Recorded information
* * *
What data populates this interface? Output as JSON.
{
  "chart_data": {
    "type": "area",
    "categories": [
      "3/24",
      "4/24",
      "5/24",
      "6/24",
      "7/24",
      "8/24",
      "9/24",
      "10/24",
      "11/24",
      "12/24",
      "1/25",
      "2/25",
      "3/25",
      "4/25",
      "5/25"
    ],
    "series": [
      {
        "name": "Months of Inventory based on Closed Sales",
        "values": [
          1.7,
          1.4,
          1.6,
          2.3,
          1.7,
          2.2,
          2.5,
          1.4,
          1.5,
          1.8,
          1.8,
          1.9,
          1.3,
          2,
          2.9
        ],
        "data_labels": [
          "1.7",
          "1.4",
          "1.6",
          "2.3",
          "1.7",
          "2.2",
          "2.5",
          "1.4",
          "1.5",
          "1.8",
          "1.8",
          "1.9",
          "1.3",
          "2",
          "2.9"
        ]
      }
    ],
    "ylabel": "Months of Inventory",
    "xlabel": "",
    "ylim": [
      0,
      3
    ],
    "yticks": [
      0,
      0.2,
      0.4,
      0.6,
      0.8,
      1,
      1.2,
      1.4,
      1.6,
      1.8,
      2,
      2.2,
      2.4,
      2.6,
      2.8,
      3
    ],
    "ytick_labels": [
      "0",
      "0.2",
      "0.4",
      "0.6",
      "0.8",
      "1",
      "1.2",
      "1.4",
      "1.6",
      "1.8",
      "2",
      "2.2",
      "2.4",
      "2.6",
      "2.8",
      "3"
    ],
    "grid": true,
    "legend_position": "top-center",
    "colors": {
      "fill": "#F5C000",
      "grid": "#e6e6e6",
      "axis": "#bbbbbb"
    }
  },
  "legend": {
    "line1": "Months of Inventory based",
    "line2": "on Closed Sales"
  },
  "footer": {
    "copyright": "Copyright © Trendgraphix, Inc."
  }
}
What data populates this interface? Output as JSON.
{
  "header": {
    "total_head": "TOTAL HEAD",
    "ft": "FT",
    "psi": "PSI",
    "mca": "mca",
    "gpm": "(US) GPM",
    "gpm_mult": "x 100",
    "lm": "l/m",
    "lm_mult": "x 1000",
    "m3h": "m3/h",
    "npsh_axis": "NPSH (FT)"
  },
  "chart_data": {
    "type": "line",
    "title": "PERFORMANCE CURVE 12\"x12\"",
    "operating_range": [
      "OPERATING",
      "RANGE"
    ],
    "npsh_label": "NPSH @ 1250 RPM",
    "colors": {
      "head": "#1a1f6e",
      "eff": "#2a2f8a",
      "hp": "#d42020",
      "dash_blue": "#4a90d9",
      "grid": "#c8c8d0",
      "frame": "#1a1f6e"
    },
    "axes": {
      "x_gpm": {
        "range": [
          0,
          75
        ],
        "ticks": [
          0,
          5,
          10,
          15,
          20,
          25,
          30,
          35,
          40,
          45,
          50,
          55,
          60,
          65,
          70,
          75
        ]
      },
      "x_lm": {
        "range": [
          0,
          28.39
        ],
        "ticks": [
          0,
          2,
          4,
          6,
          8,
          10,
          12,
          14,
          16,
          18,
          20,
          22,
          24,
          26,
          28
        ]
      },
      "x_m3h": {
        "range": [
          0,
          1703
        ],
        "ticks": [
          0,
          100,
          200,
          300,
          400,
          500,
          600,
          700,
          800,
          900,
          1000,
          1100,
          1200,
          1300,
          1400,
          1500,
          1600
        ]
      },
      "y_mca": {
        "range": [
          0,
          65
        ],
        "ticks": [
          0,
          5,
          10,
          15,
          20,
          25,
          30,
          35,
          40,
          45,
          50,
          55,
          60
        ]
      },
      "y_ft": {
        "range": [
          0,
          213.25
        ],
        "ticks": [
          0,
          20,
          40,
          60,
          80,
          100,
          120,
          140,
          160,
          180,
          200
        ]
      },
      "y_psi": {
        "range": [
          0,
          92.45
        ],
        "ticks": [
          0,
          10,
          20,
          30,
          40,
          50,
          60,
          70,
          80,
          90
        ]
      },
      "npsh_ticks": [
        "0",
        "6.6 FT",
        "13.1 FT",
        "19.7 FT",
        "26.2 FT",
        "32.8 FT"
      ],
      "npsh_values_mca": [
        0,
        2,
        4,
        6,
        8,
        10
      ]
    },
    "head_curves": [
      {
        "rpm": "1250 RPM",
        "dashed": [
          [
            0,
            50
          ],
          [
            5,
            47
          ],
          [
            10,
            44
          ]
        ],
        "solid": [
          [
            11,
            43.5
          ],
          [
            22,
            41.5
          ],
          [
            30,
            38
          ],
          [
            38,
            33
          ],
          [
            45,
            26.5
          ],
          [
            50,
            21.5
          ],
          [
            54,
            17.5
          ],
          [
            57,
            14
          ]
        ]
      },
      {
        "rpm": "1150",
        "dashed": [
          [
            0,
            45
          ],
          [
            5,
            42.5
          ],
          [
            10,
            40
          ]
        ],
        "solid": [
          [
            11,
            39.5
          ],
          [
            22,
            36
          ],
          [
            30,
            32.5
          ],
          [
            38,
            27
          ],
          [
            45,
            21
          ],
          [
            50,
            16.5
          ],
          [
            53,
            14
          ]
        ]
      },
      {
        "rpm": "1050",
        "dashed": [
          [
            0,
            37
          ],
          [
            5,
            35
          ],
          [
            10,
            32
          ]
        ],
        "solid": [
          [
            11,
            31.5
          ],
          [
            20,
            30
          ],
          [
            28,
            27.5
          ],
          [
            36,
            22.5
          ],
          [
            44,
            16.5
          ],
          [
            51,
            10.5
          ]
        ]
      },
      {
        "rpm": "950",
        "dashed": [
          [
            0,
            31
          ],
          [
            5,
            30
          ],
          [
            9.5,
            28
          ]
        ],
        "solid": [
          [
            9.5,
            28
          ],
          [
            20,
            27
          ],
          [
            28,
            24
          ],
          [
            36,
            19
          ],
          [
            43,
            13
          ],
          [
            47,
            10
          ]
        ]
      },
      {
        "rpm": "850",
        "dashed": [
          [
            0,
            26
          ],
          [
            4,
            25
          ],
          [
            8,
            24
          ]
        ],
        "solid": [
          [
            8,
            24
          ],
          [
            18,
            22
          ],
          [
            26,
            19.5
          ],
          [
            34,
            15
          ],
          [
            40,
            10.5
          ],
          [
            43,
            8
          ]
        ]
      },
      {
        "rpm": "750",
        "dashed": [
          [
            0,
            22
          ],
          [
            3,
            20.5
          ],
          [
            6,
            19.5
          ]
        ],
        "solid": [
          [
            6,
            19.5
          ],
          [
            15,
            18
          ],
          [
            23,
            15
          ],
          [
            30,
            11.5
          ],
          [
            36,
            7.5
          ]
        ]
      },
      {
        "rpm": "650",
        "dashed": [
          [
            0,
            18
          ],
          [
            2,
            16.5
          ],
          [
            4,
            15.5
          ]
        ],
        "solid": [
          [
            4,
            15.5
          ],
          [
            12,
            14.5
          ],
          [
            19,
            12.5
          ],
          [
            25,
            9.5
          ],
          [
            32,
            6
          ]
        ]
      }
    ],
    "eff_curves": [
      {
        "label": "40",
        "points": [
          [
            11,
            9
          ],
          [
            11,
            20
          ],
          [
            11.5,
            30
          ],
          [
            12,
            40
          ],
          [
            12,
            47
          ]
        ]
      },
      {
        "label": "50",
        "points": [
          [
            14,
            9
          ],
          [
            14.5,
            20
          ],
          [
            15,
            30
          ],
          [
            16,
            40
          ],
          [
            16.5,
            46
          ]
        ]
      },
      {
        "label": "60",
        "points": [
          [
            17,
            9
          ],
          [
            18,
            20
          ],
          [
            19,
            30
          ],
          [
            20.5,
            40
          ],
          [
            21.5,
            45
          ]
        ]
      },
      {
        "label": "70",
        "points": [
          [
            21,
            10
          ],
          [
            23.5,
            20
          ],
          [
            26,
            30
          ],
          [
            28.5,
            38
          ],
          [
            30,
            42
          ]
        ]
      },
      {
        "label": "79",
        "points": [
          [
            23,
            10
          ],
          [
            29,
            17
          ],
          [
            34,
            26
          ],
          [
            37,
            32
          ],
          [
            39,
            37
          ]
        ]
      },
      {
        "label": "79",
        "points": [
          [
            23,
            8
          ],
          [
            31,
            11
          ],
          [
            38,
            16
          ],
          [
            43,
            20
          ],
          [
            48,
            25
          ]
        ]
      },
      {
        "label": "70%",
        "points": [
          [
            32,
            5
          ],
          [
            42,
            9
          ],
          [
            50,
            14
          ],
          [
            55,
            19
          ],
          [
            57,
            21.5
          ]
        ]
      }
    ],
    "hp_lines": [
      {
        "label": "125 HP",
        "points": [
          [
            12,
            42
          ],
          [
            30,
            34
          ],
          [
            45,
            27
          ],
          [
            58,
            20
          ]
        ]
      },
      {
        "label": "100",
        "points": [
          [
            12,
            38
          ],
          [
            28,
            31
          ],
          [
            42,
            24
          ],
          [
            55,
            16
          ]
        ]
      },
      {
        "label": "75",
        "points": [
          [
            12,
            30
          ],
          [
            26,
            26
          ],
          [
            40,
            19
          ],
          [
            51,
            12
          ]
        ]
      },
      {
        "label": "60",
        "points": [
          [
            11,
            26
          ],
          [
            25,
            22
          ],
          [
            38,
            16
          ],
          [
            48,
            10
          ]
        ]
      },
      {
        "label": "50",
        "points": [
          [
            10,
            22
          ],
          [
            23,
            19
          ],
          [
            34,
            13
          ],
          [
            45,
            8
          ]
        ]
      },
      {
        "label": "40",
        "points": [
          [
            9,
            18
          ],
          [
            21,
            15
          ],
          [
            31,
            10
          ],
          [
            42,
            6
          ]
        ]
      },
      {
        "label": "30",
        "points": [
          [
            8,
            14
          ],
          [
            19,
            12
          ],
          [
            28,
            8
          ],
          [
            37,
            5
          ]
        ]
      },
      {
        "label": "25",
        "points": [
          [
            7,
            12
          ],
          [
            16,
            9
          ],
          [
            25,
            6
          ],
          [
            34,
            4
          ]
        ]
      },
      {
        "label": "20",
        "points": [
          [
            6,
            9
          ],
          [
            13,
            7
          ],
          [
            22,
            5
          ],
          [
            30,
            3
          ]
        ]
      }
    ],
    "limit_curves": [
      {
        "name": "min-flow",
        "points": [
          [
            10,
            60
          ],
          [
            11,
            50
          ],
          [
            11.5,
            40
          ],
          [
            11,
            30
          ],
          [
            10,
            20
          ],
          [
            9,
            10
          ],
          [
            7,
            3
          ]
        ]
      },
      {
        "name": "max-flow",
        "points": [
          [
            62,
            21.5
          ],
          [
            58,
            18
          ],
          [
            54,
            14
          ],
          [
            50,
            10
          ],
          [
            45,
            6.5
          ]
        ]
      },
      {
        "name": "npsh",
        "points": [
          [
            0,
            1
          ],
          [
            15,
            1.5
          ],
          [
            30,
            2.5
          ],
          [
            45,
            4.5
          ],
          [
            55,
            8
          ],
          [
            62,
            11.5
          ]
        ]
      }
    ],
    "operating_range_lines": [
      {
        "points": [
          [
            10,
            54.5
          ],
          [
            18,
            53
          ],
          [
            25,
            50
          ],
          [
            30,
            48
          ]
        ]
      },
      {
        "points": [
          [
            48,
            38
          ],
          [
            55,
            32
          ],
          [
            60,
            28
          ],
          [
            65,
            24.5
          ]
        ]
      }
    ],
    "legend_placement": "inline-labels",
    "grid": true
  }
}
* * *
What is being asked
Show every line of the records above that contains the word "name".

The result
        "name": "Months of Inventory based on Closed Sales",
        "name": "min-flow",
        "name": "max-flow",
        "name": "npsh",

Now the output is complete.